- PROBLEM STATEMENT -
Within this material, how many lines have the string "ylabel" in them? The answer is a number, with nothing added.
--- Begin TASK DATA ---
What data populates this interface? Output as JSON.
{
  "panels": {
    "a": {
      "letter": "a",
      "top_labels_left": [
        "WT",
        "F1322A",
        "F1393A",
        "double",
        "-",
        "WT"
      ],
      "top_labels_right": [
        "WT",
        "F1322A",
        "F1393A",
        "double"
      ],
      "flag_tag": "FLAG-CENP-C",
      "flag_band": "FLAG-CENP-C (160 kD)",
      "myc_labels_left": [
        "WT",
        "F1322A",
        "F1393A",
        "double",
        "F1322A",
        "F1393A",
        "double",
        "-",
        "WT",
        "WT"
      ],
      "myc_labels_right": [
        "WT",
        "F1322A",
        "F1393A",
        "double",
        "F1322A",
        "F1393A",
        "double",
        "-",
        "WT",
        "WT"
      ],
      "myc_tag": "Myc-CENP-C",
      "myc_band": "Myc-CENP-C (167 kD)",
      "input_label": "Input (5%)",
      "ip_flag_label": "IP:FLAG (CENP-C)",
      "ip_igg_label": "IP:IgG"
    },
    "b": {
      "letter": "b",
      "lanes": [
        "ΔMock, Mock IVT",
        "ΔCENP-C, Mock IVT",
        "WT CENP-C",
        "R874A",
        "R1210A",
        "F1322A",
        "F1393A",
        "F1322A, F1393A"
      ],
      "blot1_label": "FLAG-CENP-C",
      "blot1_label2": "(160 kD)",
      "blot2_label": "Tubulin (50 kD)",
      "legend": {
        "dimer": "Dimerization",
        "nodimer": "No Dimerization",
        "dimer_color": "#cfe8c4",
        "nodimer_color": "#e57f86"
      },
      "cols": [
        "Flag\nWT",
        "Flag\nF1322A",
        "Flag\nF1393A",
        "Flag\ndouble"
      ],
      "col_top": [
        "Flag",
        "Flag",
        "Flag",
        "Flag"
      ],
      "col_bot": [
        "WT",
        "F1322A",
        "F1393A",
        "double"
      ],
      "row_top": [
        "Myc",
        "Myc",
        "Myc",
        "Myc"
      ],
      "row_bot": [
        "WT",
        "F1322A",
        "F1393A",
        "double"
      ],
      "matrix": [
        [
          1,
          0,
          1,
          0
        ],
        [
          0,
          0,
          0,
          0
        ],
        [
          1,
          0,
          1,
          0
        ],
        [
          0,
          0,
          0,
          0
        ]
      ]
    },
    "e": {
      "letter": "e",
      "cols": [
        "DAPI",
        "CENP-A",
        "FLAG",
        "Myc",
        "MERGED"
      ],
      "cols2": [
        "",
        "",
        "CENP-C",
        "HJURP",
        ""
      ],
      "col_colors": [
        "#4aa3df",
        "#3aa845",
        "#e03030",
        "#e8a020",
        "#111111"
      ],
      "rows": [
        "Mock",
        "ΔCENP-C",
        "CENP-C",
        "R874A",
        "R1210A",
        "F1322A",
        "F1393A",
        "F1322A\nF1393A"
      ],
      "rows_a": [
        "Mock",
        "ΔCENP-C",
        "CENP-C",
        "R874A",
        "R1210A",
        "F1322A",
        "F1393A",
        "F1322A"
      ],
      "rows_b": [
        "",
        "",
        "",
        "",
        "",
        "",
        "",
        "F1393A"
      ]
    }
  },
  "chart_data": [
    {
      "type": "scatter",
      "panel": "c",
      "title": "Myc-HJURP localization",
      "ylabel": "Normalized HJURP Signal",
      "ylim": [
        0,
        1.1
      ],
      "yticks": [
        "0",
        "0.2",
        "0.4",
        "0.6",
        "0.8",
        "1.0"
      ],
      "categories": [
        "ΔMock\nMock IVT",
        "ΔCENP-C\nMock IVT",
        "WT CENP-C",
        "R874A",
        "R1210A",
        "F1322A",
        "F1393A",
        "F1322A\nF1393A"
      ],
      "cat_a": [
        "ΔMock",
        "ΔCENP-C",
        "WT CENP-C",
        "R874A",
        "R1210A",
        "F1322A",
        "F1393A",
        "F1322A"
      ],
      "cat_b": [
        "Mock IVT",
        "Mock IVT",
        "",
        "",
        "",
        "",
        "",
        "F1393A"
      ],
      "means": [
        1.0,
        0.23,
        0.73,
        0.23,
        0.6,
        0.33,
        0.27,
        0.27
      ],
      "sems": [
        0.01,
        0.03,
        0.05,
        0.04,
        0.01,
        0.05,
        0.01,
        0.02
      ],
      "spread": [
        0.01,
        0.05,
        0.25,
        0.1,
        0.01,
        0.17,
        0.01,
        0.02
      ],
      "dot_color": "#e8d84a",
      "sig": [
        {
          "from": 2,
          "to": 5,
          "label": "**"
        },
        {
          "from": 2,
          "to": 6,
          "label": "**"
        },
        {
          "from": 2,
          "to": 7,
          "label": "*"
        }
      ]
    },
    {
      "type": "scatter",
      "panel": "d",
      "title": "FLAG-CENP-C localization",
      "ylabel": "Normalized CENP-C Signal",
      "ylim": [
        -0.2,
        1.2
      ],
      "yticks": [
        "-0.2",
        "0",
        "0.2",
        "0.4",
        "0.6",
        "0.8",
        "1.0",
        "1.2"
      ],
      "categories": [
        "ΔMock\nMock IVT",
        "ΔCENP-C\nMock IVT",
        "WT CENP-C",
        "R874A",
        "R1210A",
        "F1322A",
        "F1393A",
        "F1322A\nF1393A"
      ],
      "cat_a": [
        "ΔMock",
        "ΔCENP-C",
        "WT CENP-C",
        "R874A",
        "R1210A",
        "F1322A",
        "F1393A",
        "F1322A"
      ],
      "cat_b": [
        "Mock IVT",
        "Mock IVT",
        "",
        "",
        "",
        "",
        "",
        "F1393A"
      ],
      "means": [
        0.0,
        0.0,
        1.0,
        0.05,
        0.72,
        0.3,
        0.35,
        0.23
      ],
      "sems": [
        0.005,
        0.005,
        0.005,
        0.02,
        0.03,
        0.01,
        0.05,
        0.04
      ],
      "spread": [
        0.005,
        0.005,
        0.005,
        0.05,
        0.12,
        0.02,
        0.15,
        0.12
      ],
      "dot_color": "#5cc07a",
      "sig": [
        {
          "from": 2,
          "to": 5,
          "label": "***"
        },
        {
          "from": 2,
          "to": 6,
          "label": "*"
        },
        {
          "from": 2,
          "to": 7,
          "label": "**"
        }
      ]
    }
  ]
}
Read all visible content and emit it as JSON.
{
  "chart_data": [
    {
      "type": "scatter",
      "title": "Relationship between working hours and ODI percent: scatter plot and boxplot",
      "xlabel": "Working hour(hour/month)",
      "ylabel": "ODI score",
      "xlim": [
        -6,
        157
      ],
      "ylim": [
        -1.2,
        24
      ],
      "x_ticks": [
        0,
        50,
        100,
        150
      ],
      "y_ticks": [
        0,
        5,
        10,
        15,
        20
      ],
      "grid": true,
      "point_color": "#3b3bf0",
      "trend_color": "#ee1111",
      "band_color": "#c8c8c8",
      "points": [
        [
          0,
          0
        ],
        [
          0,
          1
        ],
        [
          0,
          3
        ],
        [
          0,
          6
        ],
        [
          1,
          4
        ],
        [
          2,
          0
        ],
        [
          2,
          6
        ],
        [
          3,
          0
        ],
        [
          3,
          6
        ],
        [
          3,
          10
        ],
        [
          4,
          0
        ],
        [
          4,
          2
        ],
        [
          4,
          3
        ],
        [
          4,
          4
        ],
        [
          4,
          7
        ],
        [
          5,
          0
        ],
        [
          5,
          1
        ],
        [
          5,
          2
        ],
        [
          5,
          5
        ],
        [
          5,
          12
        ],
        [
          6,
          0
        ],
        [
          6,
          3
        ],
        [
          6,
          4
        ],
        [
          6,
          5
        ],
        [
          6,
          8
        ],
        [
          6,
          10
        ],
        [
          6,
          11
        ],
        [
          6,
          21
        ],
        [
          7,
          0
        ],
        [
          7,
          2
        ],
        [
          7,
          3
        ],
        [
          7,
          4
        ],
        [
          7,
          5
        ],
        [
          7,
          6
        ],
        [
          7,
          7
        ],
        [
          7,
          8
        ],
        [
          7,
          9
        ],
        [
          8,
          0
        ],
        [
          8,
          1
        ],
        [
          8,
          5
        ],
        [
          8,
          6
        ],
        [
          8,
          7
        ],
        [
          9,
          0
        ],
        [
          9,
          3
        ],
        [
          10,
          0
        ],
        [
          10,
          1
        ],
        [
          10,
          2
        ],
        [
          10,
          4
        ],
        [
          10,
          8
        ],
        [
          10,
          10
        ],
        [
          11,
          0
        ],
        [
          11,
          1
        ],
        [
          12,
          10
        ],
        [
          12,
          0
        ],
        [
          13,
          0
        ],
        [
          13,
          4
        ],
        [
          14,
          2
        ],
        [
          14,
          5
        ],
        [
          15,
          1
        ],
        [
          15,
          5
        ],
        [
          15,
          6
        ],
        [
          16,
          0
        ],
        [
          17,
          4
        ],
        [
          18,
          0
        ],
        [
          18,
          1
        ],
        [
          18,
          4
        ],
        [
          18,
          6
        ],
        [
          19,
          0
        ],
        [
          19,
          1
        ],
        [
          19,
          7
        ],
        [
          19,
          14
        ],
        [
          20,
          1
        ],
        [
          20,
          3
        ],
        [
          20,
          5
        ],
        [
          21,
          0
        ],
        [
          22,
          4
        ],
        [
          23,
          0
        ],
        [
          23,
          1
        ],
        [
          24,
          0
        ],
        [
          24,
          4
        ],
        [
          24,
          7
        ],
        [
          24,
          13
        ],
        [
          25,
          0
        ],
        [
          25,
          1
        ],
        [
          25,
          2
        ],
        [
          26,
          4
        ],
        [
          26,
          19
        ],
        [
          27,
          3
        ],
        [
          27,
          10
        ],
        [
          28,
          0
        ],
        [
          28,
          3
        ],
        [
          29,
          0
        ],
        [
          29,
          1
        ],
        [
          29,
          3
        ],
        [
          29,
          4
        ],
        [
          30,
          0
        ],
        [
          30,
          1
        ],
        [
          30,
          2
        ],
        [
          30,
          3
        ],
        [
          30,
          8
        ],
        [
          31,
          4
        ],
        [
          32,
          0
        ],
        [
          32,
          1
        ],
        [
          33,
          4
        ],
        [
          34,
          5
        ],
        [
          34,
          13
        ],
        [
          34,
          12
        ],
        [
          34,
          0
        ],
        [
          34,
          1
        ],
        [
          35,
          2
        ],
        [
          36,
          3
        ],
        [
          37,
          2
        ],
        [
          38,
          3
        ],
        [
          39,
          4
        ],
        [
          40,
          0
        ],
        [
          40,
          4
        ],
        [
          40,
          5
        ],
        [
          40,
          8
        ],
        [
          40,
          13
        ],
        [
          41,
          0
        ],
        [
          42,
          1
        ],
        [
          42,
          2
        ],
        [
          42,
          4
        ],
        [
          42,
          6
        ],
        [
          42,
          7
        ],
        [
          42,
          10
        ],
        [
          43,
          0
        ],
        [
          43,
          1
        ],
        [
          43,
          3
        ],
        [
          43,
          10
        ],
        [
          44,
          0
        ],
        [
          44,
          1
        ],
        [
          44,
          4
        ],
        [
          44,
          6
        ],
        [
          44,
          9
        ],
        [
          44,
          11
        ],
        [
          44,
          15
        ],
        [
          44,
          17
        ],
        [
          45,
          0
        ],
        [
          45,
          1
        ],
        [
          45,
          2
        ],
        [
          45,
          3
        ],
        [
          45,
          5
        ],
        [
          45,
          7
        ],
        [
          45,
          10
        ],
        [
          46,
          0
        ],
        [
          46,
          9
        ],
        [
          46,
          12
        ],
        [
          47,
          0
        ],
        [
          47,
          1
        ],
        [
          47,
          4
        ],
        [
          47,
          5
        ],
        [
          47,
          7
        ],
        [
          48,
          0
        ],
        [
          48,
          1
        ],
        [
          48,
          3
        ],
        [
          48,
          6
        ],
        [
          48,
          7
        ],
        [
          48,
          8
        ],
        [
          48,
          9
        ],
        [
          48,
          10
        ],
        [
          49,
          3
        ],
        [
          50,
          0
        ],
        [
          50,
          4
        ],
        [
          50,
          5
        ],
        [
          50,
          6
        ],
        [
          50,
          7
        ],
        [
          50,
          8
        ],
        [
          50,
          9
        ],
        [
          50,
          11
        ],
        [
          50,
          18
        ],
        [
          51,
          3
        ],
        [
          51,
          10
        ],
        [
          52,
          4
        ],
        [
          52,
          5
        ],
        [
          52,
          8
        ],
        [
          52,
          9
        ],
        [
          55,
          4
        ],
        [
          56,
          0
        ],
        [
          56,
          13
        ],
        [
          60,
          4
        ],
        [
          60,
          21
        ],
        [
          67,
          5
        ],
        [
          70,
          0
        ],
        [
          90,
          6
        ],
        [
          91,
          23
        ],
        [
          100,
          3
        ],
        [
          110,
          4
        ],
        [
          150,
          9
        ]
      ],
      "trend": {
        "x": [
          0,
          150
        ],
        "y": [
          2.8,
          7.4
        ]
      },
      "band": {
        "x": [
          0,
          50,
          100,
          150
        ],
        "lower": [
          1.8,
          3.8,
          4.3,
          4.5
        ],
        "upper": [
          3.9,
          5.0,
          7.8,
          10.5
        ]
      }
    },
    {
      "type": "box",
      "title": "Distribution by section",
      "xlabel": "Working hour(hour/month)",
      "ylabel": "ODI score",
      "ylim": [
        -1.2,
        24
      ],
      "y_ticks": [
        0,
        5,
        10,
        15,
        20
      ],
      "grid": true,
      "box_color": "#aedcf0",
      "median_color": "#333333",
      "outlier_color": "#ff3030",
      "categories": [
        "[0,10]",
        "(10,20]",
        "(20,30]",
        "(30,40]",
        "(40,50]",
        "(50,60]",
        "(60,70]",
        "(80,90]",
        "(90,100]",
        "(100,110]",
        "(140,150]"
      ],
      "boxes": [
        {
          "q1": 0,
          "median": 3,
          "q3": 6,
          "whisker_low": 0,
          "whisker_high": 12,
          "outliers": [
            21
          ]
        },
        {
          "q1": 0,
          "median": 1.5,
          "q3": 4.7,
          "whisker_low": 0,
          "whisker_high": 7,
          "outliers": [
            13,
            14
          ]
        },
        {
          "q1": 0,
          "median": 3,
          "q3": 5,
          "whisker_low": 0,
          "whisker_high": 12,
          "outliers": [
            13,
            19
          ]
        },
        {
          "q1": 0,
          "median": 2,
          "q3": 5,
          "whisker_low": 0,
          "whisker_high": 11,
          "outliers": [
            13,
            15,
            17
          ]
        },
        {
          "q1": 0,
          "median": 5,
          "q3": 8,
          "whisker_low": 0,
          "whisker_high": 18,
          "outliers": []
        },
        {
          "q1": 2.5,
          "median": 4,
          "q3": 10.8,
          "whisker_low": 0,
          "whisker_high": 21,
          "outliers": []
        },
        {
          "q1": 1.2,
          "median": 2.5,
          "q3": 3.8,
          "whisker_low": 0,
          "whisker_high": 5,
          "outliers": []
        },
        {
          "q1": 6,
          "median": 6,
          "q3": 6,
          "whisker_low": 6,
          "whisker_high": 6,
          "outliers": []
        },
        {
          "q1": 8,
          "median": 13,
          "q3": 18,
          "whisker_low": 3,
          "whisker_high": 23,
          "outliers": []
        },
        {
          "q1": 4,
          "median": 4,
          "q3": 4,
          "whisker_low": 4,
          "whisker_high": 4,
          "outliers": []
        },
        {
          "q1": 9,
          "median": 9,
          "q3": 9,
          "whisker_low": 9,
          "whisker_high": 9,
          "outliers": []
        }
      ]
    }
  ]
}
--- End TASK DATA ---
- COMPLETE RESPONSE -
4